Pictures should be excluded; otherwise, copy every entry exactly.

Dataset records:
_ _ _ _ _ _ _

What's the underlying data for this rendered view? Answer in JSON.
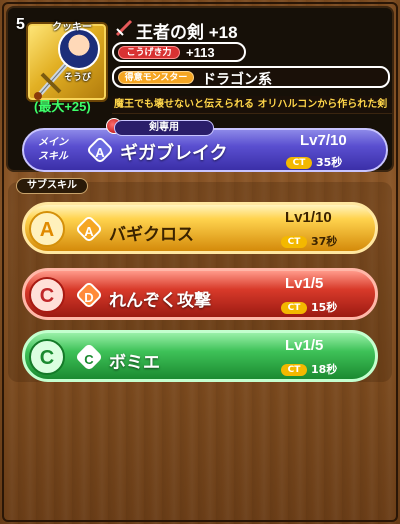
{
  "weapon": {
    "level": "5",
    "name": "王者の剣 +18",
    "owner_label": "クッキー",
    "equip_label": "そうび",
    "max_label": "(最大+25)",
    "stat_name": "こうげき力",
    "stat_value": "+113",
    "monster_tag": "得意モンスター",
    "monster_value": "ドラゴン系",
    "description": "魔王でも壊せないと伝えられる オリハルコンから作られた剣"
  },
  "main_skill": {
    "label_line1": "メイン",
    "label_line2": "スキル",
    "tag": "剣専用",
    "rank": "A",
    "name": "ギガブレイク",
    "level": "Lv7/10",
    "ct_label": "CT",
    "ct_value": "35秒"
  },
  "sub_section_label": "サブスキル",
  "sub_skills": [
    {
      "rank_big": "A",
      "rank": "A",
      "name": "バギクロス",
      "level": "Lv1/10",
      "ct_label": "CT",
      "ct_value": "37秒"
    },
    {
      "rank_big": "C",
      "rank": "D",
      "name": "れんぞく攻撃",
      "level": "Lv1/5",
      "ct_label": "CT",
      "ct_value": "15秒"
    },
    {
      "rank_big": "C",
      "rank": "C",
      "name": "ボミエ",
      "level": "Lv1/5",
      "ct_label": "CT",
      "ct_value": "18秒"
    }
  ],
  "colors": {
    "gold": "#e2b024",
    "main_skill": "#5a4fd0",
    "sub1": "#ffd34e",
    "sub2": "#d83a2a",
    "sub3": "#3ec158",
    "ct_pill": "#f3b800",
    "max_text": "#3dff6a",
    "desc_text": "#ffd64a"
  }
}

_ _ _ _ _ _ _

» **Task answer**:
What's the underlying data for this rendered view? Answer in JSON.
{
  "weapon": {
    "level": "5",
    "name": "王者の剣 +18",
    "owner_label": "クッキー",
    "equip_label": "そうび",
    "max_label": "(最大+25)",
    "stat_name": "こうげき力",
    "stat_value": "+113",
    "monster_tag": "得意モンスター",
    "monster_value": "ドラゴン系",
    "description": "魔王でも壊せないと伝えられる オリハルコンから作られた剣"
  },
  "main_skill": {
    "label_line1": "メイン",
    "label_line2": "スキル",
    "tag": "剣専用",
    "rank": "A",
    "name": "ギガブレイク",
    "level": "Lv7/10",
    "ct_label": "CT",
    "ct_value": "35秒"
  },
  "sub_section_label": "サブスキル",
  "sub_skills": [
    {
      "rank_big": "A",
      "rank": "A",
      "name": "バギクロス",
      "level": "Lv1/10",
      "ct_label": "CT",
      "ct_value": "37秒"
    },
    {
      "rank_big": "C",
      "rank": "D",
      "name": "れんぞく攻撃",
      "level": "Lv1/5",
      "ct_label": "CT",
      "ct_value": "15秒"
    },
    {
      "rank_big": "C",
      "rank": "C",
      "name": "ボミエ",
      "level": "Lv1/5",
      "ct_label": "CT",
      "ct_value": "18秒"
    }
  ],
  "colors": {
    "gold": "#e2b024",
    "main_skill": "#5a4fd0",
    "sub1": "#ffd34e",
    "sub2": "#d83a2a",
    "sub3": "#3ec158",
    "ct_pill": "#f3b800",
    "max_text": "#3dff6a",
    "desc_text": "#ffd64a"
  }
}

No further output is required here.